# TASK TO CARRY OUT
Give only the number of lines where "Application" occurs.

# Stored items
┄┄┄┄┄┄
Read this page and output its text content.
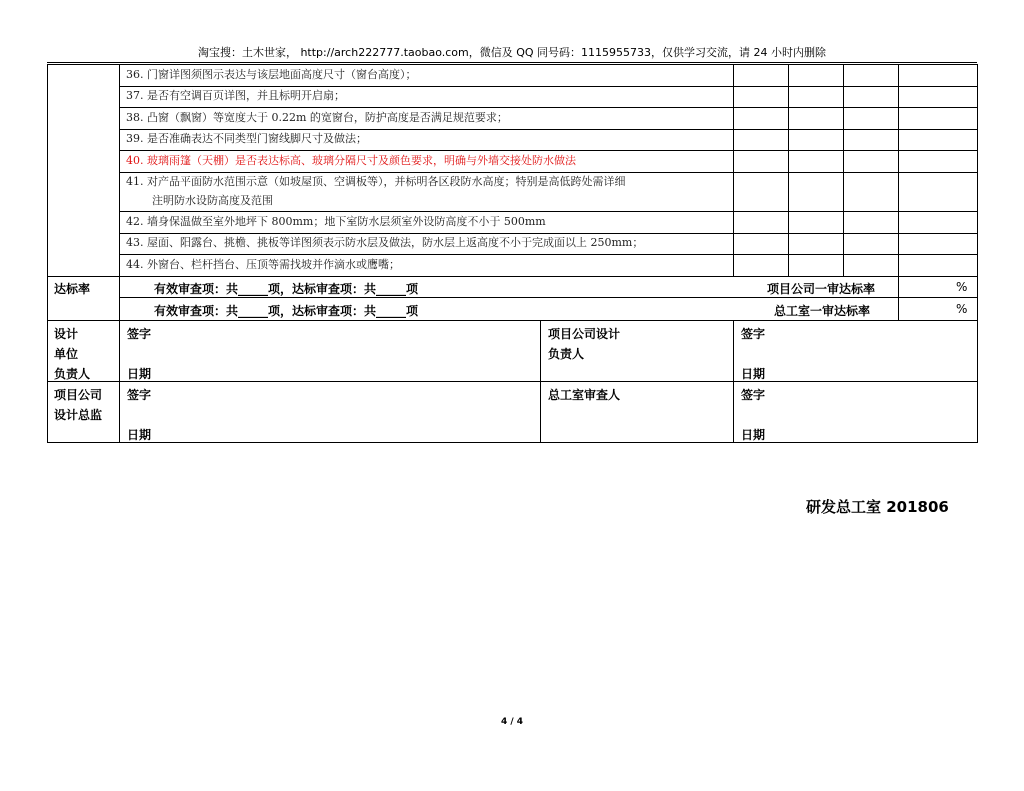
淘宝搜：土木世家， http://arch222777.taobao.com，微信及 QQ 同号码：1115955733，仅供学习交流，请 24 小时内删除
36. 门窗详图须图示表达与该层地面高度尺寸（窗台高度）；
37. 是否有空调百页详图，并且标明开启扇；
38. 凸窗（飘窗）等宽度大于 0.22m 的宽窗台，防护高度是否满足规范要求；
39. 是否准确表达不同类型门窗线脚尺寸及做法；
40. 玻璃雨篷（天棚）是否表达标高、玻璃分隔尺寸及颜色要求，明确与外墙交接处防水做法
41. 对产品平面防水范围示意（如坡屋顶、空调板等），并标明各区段防水高度；特别是高低跨处需详细
注明防水设防高度及范围
42. 墙身保温做至室外地坪下 800mm；地下室防水层须室外设防高度不小于 500mm
43. 屋面、阳露台、挑檐、挑板等详图须表示防水层及做法，防水层上返高度不小于完成面以上 250mm；
44. 外窗台、栏杆挡台、压顶等需找坡并作滴水或鹰嘴；
达标率	有效审查项：共_____项，达标审查项：共_____项
有效审查项：共_____项，达标审查项：共_____项
项目公司一审达标率
总工室一审达标率
%
%
设计
单位
负责人
签字
日期
项目公司设计
负责人
签字
日期
项目公司
设计总监
签字
日期
总工室审查人	签字
日期
研发总工室 201806
4 / 4
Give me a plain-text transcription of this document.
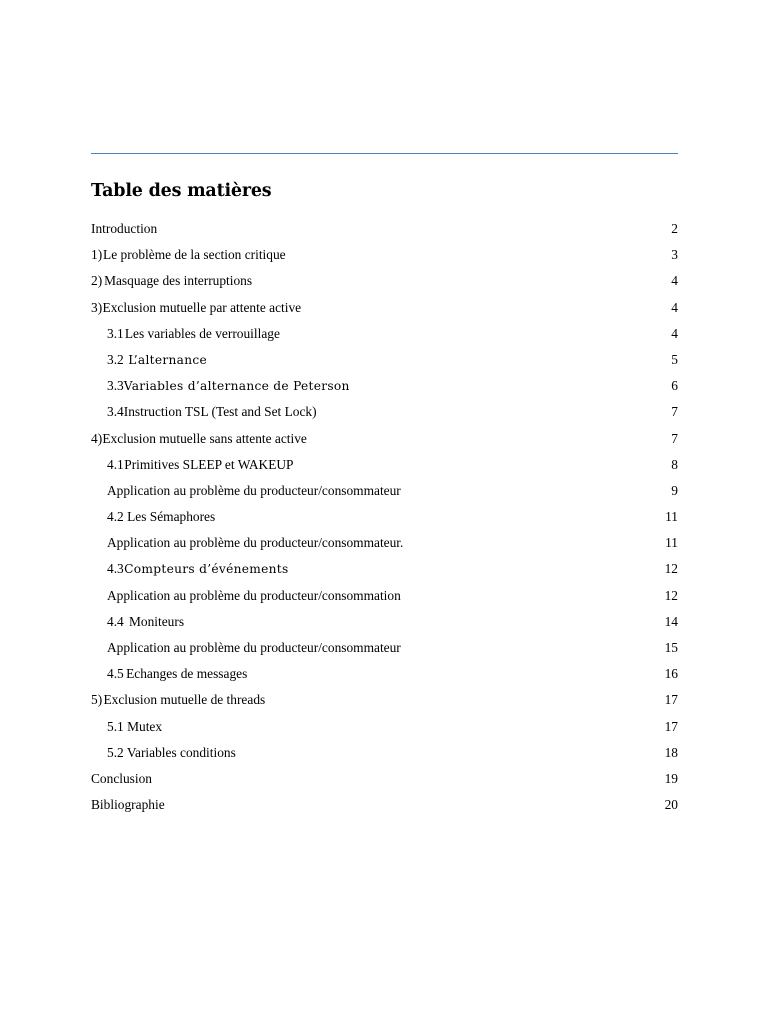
Table des matières
Introduction .....	2
1) Le problème de la section critique .....	3
2) Masquage des interruptions .....	4
3) Exclusion mutuelle par attente active .....	4
3.1 Les variables de verrouillage .....	4
3.2 L’alternance .....	5
3.3 Variables d’alternance de Peterson .....	6
3.4 Instruction TSL (Test and Set Lock) .....	7
4) Exclusion mutuelle sans attente active .....	7
4.1 Primitives SLEEP et WAKEUP .....	8
Application au problème du producteur/consommateur .....	9
4.2 Les Sémaphores .....	11
Application au problème du producteur/consommateur. .....	11
4.3 Compteurs d’événements .....	12
Application au problème du producteur/consommation .....	12
4.4 Moniteurs .....	14
Application au problème du producteur/consommateur .....	15
4.5 Echanges de messages .....	16
5) Exclusion mutuelle de threads .....	17
5.1 Mutex .....	17
5.2 Variables conditions .....	18
Conclusion .....	19
Bibliographie .....	20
┄┄┄┄┄┄
# SOLUTION TO THE PROBLEM
4